* **Task description**: Transcribe all of the material exactly, except for its pictures.

======== Data to use ========

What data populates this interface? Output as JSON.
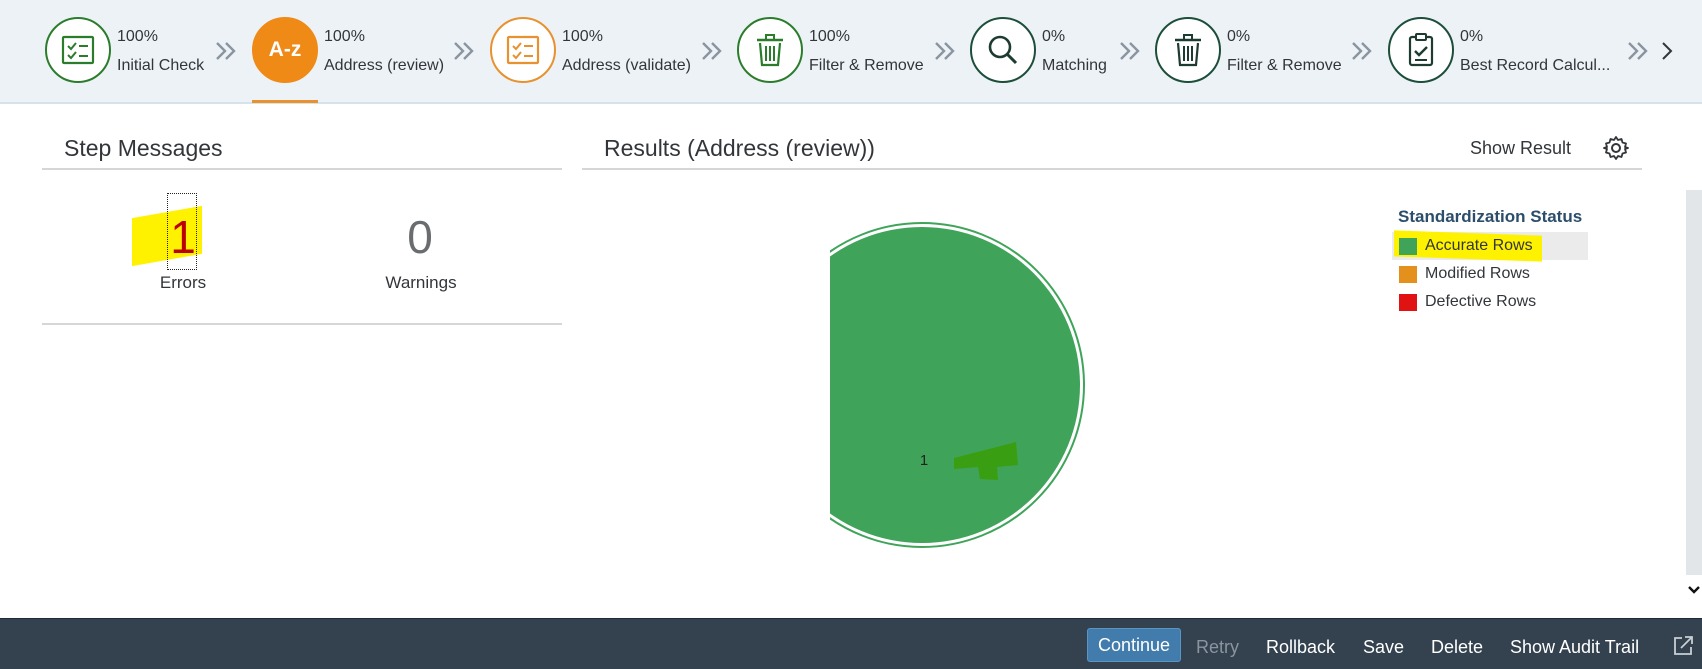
{
  "process_flow": {
    "steps": [
      {
        "percent": "100%",
        "label": "Initial Check",
        "icon": "checklist-icon",
        "state": "done"
      },
      {
        "percent": "100%",
        "label": "Address (review)",
        "icon": "a-z-icon",
        "icon_text": "A-z",
        "state": "active"
      },
      {
        "percent": "100%",
        "label": "Address (validate)",
        "icon": "checklist-icon",
        "state": "warning"
      },
      {
        "percent": "100%",
        "label": "Filter & Remove",
        "icon": "trash-icon",
        "state": "done"
      },
      {
        "percent": "0%",
        "label": "Matching",
        "icon": "search-icon",
        "state": "pending"
      },
      {
        "percent": "0%",
        "label": "Filter & Remove",
        "icon": "trash-icon",
        "state": "pending"
      },
      {
        "percent": "0%",
        "label": "Best Record Calcul...",
        "icon": "clipboard-check-icon",
        "state": "pending"
      }
    ]
  },
  "step_messages": {
    "title": "Step Messages",
    "errors": {
      "count": "1",
      "label": "Errors"
    },
    "warnings": {
      "count": "0",
      "label": "Warnings"
    }
  },
  "results": {
    "title": "Results (Address (review))",
    "show_result_label": "Show Result",
    "chart_data": {
      "type": "pie",
      "categories": [
        "Accurate Rows",
        "Modified Rows",
        "Defective Rows"
      ],
      "values": [
        1,
        0,
        0
      ],
      "data_labels": [
        "1"
      ],
      "legend_title": "Standardization Status",
      "legend_position": "top-right",
      "colors": [
        "#3fa45a",
        "#e3901d",
        "#e01212"
      ]
    }
  },
  "footer": {
    "continue_label": "Continue",
    "retry_label": "Retry",
    "rollback_label": "Rollback",
    "save_label": "Save",
    "delete_label": "Delete",
    "audit_label": "Show Audit Trail"
  },
  "colors": {
    "done": "#2b7d2b",
    "active": "#ef8a17",
    "warning": "#e8912f",
    "header_bg": "#edf2f7",
    "footer_bg": "#34424f",
    "error_number": "#bb0000",
    "highlight": "#fff200"
  }
}
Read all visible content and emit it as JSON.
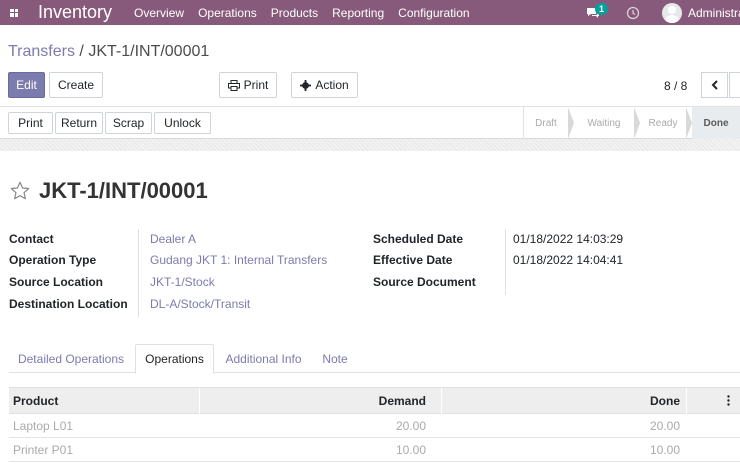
{
  "navbar": {
    "app_name": "Inventory",
    "menu": [
      "Overview",
      "Operations",
      "Products",
      "Reporting",
      "Configuration"
    ],
    "message_count": "1",
    "user_name": "Administrator"
  },
  "breadcrumb": {
    "parent": "Transfers",
    "separator": " / ",
    "current": "JKT-1/INT/00001"
  },
  "toolbar": {
    "edit": "Edit",
    "create": "Create",
    "print": "Print",
    "action": "Action"
  },
  "pager": {
    "value": "8 / 8"
  },
  "status_buttons": {
    "print": "Print",
    "return": "Return",
    "scrap": "Scrap",
    "unlock": "Unlock"
  },
  "stages": {
    "draft": "Draft",
    "waiting": "Waiting",
    "ready": "Ready",
    "done": "Done",
    "current": "Done"
  },
  "record": {
    "name": "JKT-1/INT/00001"
  },
  "fields": {
    "contact_label": "Contact",
    "contact": "Dealer A",
    "operation_type_label": "Operation Type",
    "operation_type": "Gudang JKT 1: Internal Transfers",
    "source_location_label": "Source Location",
    "source_location": "JKT-1/Stock",
    "destination_location_label": "Destination Location",
    "destination_location": "DL-A/Stock/Transit",
    "scheduled_date_label": "Scheduled Date",
    "scheduled_date": "01/18/2022 14:03:29",
    "effective_date_label": "Effective Date",
    "effective_date": "01/18/2022 14:04:41",
    "source_document_label": "Source Document",
    "source_document": ""
  },
  "tabs": [
    "Detailed Operations",
    "Operations",
    "Additional Info",
    "Note"
  ],
  "active_tab": "Operations",
  "table": {
    "headers": {
      "product": "Product",
      "demand": "Demand",
      "done": "Done"
    },
    "rows": [
      {
        "product": "Laptop L01",
        "demand": "20.00",
        "done": "20.00"
      },
      {
        "product": "Printer P01",
        "demand": "10.00",
        "done": "10.00"
      }
    ]
  },
  "colors": {
    "navbar": "#875a7b",
    "primary": "#7c7bad",
    "link": "#7c7bad",
    "badge": "#00a09d"
  }
}
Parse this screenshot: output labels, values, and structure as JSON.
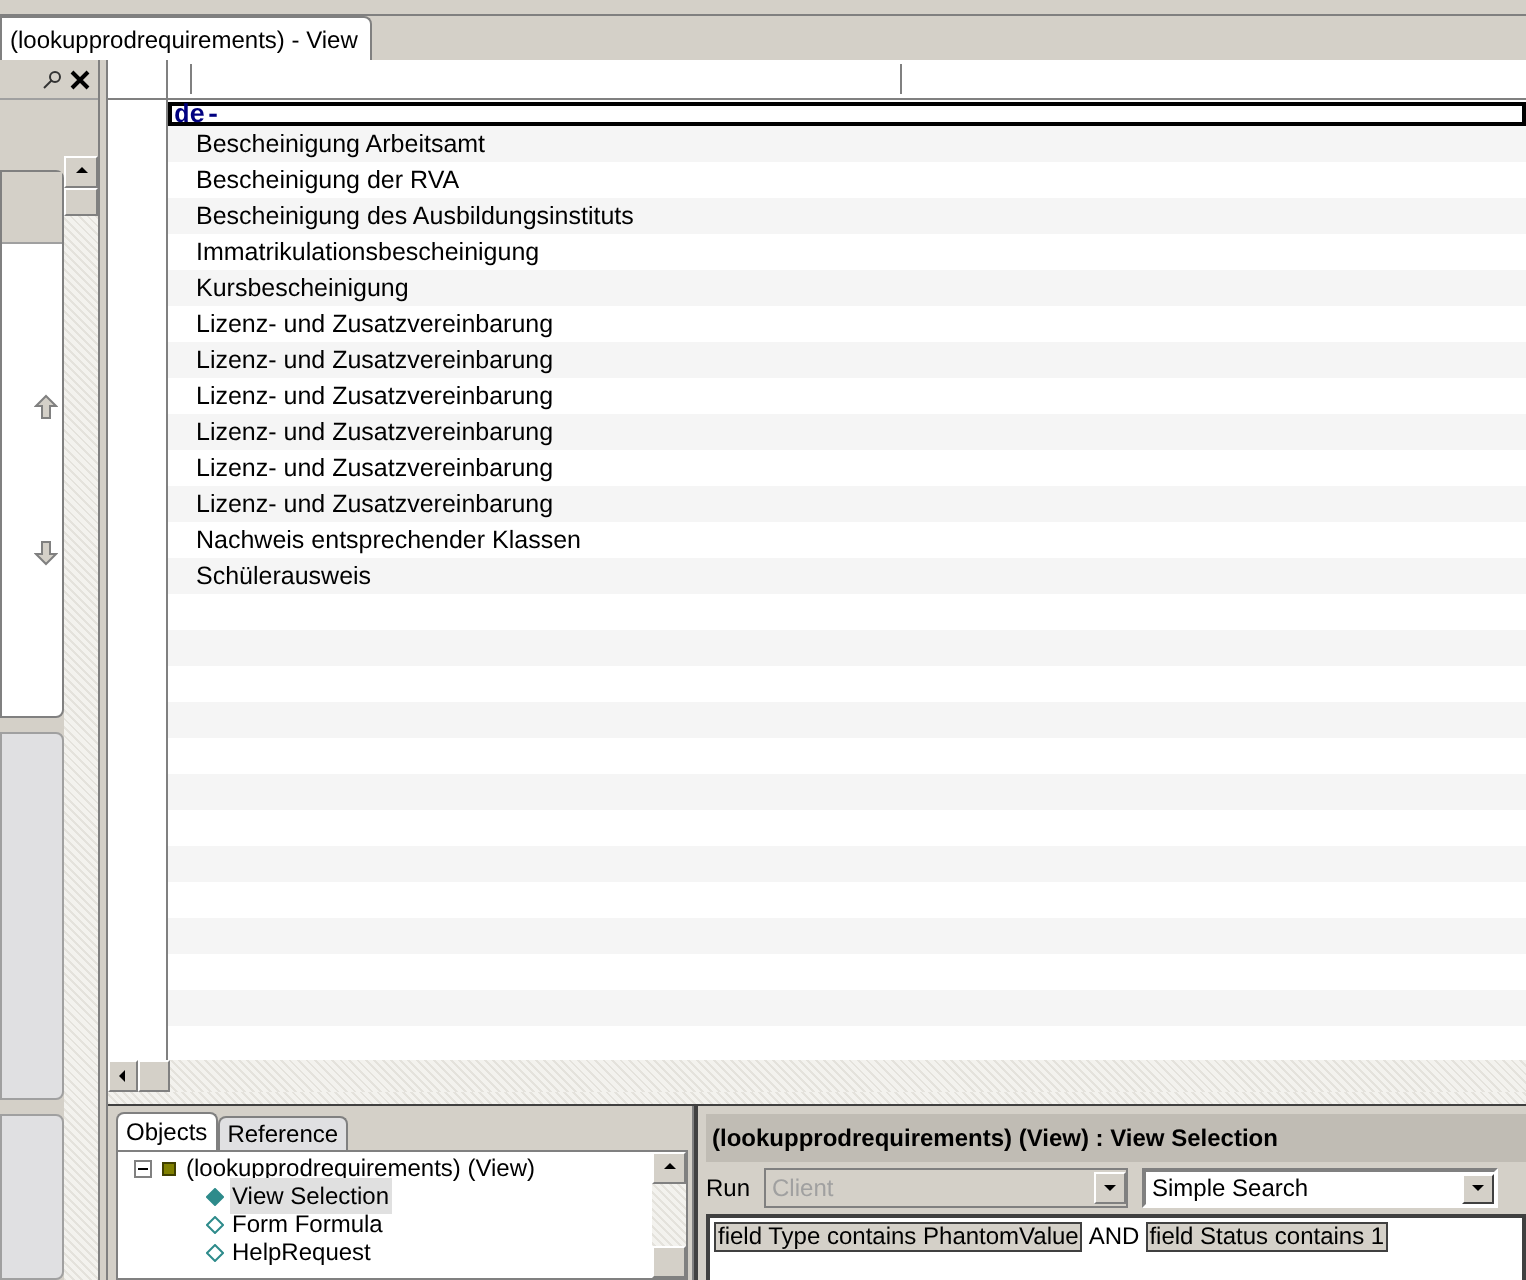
{
  "tab": {
    "title": "(lookupprodrequirements) - View"
  },
  "view": {
    "category": "de-",
    "rows": [
      "Bescheinigung Arbeitsamt",
      "Bescheinigung der RVA",
      "Bescheinigung des Ausbildungsinstituts",
      "Immatrikulationsbescheinigung",
      "Kursbescheinigung",
      "Lizenz- und Zusatzvereinbarung",
      "Lizenz- und Zusatzvereinbarung",
      "Lizenz- und Zusatzvereinbarung",
      "Lizenz- und Zusatzvereinbarung",
      "Lizenz- und Zusatzvereinbarung",
      "Lizenz- und Zusatzvereinbarung",
      "Nachweis entsprechender Klassen",
      "Schülerausweis"
    ]
  },
  "objects_panel": {
    "tabs": [
      {
        "label": "Objects",
        "selected": true
      },
      {
        "label": "Reference",
        "selected": false
      }
    ],
    "tree": [
      {
        "label": "(lookupprodrequirements) (View)",
        "expanded": true,
        "children": [
          {
            "label": "View Selection",
            "selected": true
          },
          {
            "label": "Form Formula",
            "selected": false
          },
          {
            "label": "HelpRequest",
            "selected": false
          }
        ]
      }
    ]
  },
  "selection_panel": {
    "title": "(lookupprodrequirements) (View) : View Selection",
    "run_label": "Run",
    "run_target": {
      "value": "Client",
      "disabled": true
    },
    "search_type": "Simple Search",
    "conditions": [
      {
        "kind": "term",
        "text": "field Type contains PhantomValue"
      },
      {
        "kind": "operator",
        "text": "AND"
      },
      {
        "kind": "term",
        "text": "field Status contains 1"
      }
    ]
  }
}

========

* **Answer for this exercise**:
What data populates this interface? Output as JSON.
{
  "process_flow": {
    "steps": [
      {
        "percent": "100%",
        "label": "Initial Check",
        "icon": "checklist-icon",
        "state": "done"
      },
      {
        "percent": "100%",
        "label": "Address (review)",
        "icon": "a-z-icon",
        "icon_text": "A-z",
        "state": "active"
      },
      {
        "percent": "100%",
        "label": "Address (validate)",
        "icon": "checklist-icon",
        "state": "warning"
      },
      {
        "percent": "100%",
        "label": "Filter & Remove",
        "icon": "trash-icon",
        "state": "done"
      },
      {
        "percent": "0%",
        "label": "Matching",
        "icon": "search-icon",
        "state": "pending"
      },
      {
        "percent": "0%",
        "label": "Filter & Remove",
        "icon": "trash-icon",
        "state": "pending"
      },
      {
        "percent": "0%",
        "label": "Best Record Calcul...",
        "icon": "clipboard-check-icon",
        "state": "pending"
      }
    ]
  },
  "step_messages": {
    "title": "Step Messages",
    "errors": {
      "count": "1",
      "label": "Errors"
    },
    "warnings": {
      "count": "0",
      "label": "Warnings"
    }
  },
  "results": {
    "title": "Results (Address (review))",
    "show_result_label": "Show Result",
    "chart_data": {
      "type": "pie",
      "categories": [
        "Accurate Rows",
        "Modified Rows",
        "Defective Rows"
      ],
      "values": [
        1,
        0,
        0
      ],
      "data_labels": [
        "1"
      ],
      "legend_title": "Standardization Status",
      "legend_position": "top-right",
      "colors": [
        "#3fa45a",
        "#e3901d",
        "#e01212"
      ]
    }
  },
  "footer": {
    "continue_label": "Continue",
    "retry_label": "Retry",
    "rollback_label": "Rollback",
    "save_label": "Save",
    "delete_label": "Delete",
    "audit_label": "Show Audit Trail"
  },
  "colors": {
    "done": "#2b7d2b",
    "active": "#ef8a17",
    "warning": "#e8912f",
    "header_bg": "#edf2f7",
    "footer_bg": "#34424f",
    "error_number": "#bb0000",
    "highlight": "#fff200"
  }
}
Read all visible content and emit it as JSON.
{
  "navbar": {
    "app_name": "Inventory",
    "menu": [
      "Overview",
      "Operations",
      "Products",
      "Reporting",
      "Configuration"
    ],
    "message_count": "1",
    "user_name": "Administrator"
  },
  "breadcrumb": {
    "parent": "Transfers",
    "separator": " / ",
    "current": "JKT-1/INT/00001"
  },
  "toolbar": {
    "edit": "Edit",
    "create": "Create",
    "print": "Print",
    "action": "Action"
  },
  "pager": {
    "value": "8 / 8"
  },
  "status_buttons": {
    "print": "Print",
    "return": "Return",
    "scrap": "Scrap",
    "unlock": "Unlock"
  },
  "stages": {
    "draft": "Draft",
    "waiting": "Waiting",
    "ready": "Ready",
    "done": "Done",
    "current": "Done"
  },
  "record": {
    "name": "JKT-1/INT/00001"
  },
  "fields": {
    "contact_label": "Contact",
    "contact": "Dealer A",
    "operation_type_label": "Operation Type",
    "operation_type": "Gudang JKT 1: Internal Transfers",
    "source_location_label": "Source Location",
    "source_location": "JKT-1/Stock",
    "destination_location_label": "Destination Location",
    "destination_location": "DL-A/Stock/Transit",
    "scheduled_date_label": "Scheduled Date",
    "scheduled_date": "01/18/2022 14:03:29",
    "effective_date_label": "Effective Date",
    "effective_date": "01/18/2022 14:04:41",
    "source_document_label": "Source Document",
    "source_document": ""
  },
  "tabs": [
    "Detailed Operations",
    "Operations",
    "Additional Info",
    "Note"
  ],
  "active_tab": "Operations",
  "table": {
    "headers": {
      "product": "Product",
      "demand": "Demand",
      "done": "Done"
    },
    "rows": [
      {
        "product": "Laptop L01",
        "demand": "20.00",
        "done": "20.00"
      },
      {
        "product": "Printer P01",
        "demand": "10.00",
        "done": "10.00"
      }
    ]
  },
  "colors": {
    "navbar": "#875a7b",
    "primary": "#7c7bad",
    "link": "#7c7bad",
    "badge": "#00a09d"
  }
}
Parse this screenshot: output labels, values, and structure as JSON.
{
  "tab": {
    "title": "(lookupprodrequirements) - View"
  },
  "view": {
    "category": "de-",
    "rows": [
      "Bescheinigung Arbeitsamt",
      "Bescheinigung der RVA",
      "Bescheinigung des Ausbildungsinstituts",
      "Immatrikulationsbescheinigung",
      "Kursbescheinigung",
      "Lizenz- und Zusatzvereinbarung",
      "Lizenz- und Zusatzvereinbarung",
      "Lizenz- und Zusatzvereinbarung",
      "Lizenz- und Zusatzvereinbarung",
      "Lizenz- und Zusatzvereinbarung",
      "Lizenz- und Zusatzvereinbarung",
      "Nachweis entsprechender Klassen",
      "Schülerausweis"
    ]
  },
  "objects_panel": {
    "tabs": [
      {
        "label": "Objects",
        "selected": true
      },
      {
        "label": "Reference",
        "selected": false
      }
    ],
    "tree": [
      {
        "label": "(lookupprodrequirements) (View)",
        "expanded": true,
        "children": [
          {
            "label": "View Selection",
            "selected": true
          },
          {
            "label": "Form Formula",
            "selected": false
          },
          {
            "label": "HelpRequest",
            "selected": false
          }
        ]
      }
    ]
  },
  "selection_panel": {
    "title": "(lookupprodrequirements) (View) : View Selection",
    "run_label": "Run",
    "run_target": {
      "value": "Client",
      "disabled": true
    },
    "search_type": "Simple Search",
    "conditions": [
      {
        "kind": "term",
        "text": "field Type contains PhantomValue"
      },
      {
        "kind": "operator",
        "text": "AND"
      },
      {
        "kind": "term",
        "text": "field Status contains 1"
      }
    ]
  }
}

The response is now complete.